TASK PROMPT → Single out the lines of the material that contain "Information" and copy them.

Dataset records:

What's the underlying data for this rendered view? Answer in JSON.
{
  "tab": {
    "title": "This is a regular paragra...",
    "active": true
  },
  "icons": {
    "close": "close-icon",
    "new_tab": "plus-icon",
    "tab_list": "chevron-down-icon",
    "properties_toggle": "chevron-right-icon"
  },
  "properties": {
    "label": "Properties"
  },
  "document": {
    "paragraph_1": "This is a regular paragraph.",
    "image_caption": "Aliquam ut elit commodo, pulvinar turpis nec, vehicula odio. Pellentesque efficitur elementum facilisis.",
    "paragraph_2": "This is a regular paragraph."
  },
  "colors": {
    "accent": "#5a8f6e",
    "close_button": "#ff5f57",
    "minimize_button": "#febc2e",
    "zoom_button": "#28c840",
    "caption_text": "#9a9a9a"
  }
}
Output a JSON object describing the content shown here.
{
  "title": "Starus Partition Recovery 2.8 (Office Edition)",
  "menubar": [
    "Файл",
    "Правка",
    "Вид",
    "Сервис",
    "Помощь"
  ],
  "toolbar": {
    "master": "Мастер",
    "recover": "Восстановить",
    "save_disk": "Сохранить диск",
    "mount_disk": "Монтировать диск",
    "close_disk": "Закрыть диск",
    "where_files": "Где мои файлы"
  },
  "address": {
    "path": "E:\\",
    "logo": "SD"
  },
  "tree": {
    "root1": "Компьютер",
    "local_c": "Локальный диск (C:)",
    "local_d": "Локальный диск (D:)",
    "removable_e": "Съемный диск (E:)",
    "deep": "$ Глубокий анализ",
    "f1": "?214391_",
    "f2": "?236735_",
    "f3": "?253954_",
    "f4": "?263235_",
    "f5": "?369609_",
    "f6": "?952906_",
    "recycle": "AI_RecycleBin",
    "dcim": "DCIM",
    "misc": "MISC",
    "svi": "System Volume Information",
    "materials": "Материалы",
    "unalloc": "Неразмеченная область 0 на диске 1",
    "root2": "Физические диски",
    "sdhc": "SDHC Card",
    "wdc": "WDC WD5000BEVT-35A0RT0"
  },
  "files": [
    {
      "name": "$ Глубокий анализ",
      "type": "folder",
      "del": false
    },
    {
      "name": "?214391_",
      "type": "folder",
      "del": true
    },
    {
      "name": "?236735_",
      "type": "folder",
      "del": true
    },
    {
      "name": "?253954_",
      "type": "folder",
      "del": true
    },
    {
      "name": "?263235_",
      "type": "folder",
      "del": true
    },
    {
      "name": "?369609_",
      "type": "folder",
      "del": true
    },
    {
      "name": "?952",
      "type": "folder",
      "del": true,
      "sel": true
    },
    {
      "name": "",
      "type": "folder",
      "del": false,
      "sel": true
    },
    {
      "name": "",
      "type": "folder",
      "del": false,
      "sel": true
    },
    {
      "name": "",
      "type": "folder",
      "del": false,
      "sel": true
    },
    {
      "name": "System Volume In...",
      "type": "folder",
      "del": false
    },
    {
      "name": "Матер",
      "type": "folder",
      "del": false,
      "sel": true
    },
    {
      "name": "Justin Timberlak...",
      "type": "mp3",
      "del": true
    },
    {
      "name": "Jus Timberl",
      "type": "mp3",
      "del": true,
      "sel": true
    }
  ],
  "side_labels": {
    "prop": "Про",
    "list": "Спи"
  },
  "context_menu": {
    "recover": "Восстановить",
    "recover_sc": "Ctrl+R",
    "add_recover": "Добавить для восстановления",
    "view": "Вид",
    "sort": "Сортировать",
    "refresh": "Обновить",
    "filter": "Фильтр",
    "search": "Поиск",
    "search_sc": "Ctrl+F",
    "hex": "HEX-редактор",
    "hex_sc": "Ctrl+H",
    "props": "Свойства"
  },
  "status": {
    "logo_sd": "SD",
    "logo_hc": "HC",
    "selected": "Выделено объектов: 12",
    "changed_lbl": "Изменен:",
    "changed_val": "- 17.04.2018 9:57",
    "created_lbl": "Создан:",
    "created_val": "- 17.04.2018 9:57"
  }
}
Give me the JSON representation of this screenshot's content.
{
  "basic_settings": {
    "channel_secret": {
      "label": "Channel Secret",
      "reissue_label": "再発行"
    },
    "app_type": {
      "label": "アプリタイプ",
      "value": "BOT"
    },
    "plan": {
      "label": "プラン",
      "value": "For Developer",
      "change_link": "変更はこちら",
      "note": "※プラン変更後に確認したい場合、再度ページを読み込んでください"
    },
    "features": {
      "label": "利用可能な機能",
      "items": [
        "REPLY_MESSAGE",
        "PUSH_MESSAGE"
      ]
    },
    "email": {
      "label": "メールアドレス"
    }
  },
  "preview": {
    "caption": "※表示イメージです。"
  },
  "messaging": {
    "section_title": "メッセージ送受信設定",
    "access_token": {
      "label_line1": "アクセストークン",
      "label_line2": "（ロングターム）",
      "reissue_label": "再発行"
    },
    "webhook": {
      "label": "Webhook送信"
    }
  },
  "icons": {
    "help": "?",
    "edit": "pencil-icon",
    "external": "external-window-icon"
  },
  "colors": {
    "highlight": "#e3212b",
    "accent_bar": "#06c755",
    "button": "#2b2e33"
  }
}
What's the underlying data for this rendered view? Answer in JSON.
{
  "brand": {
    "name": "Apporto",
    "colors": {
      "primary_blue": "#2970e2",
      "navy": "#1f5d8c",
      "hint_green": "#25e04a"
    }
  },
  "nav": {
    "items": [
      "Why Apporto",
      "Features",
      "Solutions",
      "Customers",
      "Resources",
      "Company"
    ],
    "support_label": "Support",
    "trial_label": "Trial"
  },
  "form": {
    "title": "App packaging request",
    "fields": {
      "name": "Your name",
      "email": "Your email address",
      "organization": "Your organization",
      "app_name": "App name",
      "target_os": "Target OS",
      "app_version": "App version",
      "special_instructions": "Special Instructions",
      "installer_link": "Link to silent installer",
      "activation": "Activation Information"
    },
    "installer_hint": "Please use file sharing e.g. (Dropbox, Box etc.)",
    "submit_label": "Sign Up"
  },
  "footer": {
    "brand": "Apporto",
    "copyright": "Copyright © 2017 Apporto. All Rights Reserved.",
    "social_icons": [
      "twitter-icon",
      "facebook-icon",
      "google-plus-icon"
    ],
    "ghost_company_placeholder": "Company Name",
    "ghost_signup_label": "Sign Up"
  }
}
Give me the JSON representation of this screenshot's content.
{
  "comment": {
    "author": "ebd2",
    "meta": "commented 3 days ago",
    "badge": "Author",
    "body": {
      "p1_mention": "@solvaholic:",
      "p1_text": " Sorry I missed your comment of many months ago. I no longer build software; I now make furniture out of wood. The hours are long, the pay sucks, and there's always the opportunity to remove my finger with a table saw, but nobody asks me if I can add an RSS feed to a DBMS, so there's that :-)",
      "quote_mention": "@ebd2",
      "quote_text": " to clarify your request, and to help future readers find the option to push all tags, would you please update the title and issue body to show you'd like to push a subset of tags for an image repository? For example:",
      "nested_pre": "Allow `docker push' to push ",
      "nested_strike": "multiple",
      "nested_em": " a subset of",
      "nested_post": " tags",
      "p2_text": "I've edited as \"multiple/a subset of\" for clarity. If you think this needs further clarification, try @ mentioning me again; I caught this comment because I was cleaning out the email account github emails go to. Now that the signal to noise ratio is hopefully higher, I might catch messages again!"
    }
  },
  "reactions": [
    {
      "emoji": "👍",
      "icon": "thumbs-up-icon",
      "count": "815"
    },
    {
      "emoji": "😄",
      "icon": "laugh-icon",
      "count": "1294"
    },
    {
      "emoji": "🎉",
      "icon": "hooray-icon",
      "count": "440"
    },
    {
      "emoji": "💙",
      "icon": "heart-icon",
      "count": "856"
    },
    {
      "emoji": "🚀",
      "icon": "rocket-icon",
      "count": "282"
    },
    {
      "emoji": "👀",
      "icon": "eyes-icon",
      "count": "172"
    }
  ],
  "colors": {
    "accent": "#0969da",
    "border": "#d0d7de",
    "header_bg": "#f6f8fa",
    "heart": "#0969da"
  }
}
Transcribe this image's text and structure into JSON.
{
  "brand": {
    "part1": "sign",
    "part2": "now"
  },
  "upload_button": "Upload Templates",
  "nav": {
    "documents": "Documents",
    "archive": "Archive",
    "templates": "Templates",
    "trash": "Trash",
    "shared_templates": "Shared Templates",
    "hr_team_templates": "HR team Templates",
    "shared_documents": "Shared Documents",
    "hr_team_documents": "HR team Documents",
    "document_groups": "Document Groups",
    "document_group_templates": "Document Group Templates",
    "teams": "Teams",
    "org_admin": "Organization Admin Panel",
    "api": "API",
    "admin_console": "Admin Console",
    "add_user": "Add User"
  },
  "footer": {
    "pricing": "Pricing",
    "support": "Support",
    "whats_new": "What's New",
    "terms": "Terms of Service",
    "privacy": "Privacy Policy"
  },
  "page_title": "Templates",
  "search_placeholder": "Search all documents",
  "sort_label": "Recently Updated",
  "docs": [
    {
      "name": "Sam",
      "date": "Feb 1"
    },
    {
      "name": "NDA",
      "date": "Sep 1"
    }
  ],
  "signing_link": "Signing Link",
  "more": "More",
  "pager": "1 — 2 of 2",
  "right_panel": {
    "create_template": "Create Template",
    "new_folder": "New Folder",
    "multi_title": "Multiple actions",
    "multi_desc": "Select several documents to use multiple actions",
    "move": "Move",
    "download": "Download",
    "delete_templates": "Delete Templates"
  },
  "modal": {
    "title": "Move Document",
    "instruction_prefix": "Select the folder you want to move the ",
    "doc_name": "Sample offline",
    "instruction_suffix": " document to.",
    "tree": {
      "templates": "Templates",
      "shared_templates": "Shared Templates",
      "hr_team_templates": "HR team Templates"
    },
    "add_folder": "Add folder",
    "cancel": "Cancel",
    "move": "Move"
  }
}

SOLUTION BELOW →
    "svi": "System Volume Information",
      "activation": "Activation Information"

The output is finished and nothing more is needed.